• EXERCISE MATERIAL:
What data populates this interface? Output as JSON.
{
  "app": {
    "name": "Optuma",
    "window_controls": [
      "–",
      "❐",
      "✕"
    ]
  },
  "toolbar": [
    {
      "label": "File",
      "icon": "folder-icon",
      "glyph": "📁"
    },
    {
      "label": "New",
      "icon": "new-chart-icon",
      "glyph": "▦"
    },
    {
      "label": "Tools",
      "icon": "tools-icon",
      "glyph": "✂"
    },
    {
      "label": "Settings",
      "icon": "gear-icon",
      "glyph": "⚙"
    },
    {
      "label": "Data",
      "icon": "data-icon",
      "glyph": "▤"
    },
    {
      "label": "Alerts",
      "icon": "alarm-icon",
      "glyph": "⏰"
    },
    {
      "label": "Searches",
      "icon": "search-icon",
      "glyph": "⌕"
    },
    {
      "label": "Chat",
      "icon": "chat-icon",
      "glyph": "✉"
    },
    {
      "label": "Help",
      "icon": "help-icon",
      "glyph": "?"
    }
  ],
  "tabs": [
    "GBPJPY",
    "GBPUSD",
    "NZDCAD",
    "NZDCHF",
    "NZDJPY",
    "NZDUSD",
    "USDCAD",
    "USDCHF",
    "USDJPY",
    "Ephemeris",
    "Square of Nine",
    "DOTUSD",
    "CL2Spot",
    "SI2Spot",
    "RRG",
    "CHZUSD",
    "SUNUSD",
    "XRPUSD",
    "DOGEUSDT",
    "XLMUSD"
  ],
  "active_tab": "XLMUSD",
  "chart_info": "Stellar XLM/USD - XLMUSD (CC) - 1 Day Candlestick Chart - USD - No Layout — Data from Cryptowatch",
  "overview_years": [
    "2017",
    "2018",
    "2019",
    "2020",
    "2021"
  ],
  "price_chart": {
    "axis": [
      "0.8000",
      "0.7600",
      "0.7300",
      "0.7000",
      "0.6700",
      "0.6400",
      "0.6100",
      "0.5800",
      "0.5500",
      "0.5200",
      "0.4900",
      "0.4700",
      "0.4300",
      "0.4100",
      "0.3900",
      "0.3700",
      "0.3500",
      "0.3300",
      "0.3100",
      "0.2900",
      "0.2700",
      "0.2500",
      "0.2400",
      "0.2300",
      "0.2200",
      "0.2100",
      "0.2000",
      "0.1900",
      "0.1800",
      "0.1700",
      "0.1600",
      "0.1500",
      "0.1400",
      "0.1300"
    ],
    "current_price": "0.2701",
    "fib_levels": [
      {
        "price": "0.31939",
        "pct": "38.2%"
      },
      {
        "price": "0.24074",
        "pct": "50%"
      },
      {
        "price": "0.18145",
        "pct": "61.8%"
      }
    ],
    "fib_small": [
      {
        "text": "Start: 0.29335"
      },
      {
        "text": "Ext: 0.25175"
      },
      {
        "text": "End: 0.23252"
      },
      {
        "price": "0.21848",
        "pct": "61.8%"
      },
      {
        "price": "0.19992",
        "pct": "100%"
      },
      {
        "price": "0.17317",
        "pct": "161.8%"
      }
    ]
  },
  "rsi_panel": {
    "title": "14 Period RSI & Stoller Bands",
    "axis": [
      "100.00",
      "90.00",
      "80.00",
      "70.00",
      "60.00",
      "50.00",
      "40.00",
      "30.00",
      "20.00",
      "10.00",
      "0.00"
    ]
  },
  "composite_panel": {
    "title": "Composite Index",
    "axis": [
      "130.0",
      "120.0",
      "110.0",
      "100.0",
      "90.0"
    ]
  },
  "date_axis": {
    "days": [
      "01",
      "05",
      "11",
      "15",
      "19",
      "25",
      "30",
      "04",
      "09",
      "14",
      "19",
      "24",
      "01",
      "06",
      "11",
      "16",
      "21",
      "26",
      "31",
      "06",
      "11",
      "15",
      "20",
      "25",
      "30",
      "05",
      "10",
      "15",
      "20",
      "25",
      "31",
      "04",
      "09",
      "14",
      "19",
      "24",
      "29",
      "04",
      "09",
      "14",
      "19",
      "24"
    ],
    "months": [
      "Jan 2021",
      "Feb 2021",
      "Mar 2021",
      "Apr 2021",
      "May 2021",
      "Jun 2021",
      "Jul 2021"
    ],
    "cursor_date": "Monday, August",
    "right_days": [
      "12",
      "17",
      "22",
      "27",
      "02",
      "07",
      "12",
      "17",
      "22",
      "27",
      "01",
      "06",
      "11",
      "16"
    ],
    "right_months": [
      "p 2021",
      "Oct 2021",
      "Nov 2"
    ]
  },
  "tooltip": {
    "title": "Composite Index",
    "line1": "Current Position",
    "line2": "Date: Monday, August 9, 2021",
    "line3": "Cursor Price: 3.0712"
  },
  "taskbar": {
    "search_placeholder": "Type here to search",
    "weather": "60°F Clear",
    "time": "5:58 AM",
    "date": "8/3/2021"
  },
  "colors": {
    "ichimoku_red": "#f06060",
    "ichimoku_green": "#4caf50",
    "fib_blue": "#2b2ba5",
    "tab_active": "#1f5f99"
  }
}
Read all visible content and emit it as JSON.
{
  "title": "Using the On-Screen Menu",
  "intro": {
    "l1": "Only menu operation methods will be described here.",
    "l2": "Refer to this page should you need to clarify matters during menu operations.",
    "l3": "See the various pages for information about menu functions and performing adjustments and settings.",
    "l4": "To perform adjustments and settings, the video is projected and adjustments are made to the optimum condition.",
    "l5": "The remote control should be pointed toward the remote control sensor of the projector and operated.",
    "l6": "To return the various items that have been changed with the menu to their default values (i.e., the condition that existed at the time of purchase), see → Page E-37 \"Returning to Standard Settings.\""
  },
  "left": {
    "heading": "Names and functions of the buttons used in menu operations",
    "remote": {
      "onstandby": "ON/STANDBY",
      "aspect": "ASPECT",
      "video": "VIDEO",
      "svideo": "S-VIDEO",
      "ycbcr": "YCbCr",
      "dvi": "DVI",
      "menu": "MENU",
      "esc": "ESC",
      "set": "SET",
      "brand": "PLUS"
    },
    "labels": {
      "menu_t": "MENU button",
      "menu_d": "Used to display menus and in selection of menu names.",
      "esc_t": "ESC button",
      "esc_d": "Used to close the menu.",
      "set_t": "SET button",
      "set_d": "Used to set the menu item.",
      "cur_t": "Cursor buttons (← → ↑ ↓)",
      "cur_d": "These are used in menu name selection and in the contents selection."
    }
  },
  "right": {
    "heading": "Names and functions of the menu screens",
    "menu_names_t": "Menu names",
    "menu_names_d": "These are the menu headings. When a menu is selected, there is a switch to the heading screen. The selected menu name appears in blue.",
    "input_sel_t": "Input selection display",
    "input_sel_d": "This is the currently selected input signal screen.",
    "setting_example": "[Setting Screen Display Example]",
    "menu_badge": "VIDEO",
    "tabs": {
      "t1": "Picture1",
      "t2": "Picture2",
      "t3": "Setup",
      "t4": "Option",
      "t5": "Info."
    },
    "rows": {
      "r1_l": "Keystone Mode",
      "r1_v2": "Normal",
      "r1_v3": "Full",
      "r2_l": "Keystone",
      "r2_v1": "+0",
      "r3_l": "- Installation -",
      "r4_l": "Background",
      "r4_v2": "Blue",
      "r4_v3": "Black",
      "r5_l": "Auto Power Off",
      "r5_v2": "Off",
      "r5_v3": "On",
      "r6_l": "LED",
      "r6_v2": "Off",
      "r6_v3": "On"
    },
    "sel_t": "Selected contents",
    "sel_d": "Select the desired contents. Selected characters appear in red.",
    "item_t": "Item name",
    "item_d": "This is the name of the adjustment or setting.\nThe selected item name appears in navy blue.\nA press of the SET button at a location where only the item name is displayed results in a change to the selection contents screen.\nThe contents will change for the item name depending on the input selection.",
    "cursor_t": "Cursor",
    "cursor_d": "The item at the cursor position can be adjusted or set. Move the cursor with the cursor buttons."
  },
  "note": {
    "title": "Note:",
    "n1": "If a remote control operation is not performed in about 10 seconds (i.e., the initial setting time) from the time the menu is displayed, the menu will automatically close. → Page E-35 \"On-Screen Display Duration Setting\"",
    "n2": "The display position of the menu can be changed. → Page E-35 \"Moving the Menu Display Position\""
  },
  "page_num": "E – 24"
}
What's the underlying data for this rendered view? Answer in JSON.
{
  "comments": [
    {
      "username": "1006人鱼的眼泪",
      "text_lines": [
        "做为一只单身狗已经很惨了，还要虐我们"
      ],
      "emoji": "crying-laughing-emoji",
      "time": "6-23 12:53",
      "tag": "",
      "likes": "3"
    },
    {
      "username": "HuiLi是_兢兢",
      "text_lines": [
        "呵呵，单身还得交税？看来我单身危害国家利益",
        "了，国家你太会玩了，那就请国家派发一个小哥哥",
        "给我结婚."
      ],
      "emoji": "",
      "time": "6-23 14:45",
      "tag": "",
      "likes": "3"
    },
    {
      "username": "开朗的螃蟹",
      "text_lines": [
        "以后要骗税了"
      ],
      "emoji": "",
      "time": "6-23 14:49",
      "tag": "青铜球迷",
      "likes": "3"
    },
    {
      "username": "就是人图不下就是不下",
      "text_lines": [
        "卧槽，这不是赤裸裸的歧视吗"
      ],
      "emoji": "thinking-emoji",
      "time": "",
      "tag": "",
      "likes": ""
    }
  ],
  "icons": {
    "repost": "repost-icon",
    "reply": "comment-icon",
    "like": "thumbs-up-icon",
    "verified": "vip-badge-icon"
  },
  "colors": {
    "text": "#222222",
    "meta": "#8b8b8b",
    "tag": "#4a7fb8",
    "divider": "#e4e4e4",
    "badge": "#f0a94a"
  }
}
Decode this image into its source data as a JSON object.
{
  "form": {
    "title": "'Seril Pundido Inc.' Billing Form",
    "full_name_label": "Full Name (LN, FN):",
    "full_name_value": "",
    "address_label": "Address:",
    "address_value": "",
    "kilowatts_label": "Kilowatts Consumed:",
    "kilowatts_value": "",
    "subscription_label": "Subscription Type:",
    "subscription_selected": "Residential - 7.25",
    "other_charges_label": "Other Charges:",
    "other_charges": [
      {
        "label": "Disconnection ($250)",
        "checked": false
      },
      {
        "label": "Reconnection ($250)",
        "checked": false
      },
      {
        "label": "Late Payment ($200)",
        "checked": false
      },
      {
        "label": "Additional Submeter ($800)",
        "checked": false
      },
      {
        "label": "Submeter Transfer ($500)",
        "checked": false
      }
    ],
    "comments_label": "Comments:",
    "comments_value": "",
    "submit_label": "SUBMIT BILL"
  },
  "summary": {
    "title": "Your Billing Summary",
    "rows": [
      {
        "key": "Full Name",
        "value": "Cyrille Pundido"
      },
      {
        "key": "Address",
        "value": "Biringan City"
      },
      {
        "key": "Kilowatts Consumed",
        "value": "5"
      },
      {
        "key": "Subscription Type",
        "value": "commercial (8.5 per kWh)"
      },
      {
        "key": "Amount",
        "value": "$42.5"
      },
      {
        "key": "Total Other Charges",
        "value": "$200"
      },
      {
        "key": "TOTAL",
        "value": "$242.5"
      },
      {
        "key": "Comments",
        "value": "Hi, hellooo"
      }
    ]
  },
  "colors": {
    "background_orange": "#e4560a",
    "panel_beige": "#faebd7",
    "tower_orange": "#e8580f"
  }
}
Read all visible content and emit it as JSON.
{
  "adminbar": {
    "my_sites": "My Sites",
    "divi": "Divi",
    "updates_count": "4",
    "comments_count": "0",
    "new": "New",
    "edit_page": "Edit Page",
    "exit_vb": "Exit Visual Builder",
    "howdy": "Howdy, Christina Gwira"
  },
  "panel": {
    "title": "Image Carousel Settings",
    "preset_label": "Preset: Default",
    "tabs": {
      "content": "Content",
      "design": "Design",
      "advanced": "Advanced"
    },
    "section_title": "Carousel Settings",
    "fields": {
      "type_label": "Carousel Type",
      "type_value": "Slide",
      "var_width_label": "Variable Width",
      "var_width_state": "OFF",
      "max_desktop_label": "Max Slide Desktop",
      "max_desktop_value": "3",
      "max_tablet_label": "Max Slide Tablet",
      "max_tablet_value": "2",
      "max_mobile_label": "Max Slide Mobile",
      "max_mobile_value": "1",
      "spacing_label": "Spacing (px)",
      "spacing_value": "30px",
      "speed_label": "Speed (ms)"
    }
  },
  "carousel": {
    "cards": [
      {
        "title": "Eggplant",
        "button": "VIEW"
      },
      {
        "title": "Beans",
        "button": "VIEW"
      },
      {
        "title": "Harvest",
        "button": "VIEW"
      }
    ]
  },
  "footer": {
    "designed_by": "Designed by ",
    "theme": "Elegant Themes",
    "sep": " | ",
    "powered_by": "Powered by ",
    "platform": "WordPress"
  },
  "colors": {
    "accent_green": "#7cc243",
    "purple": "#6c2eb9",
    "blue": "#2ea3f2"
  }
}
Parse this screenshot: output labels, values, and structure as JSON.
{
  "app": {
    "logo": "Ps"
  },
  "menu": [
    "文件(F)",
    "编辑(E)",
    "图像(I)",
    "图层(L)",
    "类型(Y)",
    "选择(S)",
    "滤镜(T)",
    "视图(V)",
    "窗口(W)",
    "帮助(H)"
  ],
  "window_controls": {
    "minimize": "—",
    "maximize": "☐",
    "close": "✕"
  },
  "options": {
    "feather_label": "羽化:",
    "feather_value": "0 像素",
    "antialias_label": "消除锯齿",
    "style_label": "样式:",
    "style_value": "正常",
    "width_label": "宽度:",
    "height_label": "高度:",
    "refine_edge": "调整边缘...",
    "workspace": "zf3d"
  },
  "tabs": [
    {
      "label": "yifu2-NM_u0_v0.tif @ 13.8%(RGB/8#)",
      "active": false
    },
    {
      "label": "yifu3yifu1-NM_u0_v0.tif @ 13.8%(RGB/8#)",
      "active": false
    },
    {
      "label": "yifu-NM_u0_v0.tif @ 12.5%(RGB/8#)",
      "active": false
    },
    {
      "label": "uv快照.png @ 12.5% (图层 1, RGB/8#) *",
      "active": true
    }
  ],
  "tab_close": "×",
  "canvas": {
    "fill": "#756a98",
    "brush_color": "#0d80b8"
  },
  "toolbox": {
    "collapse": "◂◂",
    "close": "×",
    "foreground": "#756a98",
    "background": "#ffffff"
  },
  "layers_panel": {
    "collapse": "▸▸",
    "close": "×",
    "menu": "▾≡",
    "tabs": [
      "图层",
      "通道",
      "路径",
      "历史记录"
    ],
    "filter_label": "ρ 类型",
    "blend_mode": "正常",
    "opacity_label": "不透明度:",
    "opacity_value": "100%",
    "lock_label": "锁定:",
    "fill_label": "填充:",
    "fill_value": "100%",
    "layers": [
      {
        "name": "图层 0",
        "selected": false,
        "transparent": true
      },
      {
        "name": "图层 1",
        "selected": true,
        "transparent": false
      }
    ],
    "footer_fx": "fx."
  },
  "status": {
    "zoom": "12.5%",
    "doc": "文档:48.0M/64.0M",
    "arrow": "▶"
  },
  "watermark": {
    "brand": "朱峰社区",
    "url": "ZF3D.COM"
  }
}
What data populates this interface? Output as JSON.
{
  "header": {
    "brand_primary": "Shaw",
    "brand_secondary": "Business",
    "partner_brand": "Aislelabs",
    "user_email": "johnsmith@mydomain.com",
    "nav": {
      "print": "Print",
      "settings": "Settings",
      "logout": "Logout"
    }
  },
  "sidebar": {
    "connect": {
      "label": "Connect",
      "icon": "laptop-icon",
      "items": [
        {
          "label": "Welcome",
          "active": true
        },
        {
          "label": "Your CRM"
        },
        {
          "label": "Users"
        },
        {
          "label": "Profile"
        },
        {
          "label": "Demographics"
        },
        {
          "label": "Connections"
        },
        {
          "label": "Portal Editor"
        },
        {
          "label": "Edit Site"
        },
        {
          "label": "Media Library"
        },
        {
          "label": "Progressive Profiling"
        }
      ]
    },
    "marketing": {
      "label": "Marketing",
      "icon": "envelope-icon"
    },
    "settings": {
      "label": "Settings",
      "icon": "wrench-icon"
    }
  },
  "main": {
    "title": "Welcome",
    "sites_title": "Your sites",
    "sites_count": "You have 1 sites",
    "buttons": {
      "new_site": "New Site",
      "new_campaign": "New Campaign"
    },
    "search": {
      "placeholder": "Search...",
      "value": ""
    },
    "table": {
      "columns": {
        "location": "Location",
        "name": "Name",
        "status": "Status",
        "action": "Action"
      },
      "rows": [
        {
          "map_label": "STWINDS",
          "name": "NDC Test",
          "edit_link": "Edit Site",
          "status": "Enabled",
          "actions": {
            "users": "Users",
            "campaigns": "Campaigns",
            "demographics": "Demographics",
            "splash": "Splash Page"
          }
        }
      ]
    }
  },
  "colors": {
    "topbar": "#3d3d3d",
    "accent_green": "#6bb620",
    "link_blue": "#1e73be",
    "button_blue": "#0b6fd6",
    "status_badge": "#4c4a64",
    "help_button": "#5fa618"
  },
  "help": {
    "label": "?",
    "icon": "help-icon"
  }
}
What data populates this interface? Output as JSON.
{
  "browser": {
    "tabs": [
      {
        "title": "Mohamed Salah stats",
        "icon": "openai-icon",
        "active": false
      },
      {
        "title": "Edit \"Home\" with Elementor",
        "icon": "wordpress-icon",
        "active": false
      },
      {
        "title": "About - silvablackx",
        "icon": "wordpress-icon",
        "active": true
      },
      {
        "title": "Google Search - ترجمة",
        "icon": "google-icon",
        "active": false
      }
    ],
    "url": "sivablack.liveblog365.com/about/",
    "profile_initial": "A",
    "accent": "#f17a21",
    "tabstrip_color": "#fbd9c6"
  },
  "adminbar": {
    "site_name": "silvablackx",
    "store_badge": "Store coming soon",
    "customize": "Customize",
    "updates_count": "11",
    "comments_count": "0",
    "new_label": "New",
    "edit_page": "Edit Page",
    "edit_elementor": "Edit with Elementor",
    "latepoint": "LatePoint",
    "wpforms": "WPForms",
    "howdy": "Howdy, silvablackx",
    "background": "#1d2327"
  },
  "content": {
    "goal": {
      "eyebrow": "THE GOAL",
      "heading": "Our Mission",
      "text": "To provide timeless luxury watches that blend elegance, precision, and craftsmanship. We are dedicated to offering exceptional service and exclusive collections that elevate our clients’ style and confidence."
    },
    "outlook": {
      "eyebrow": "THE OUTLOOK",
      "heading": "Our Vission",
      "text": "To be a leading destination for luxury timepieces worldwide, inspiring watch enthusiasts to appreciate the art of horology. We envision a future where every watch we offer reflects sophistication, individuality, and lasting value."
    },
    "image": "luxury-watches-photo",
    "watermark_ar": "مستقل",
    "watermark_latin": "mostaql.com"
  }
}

• SHORT EXERCISE: Report only how many lines in the listing contain the string "Consumed".

• COMPLETE RESPONSE: 2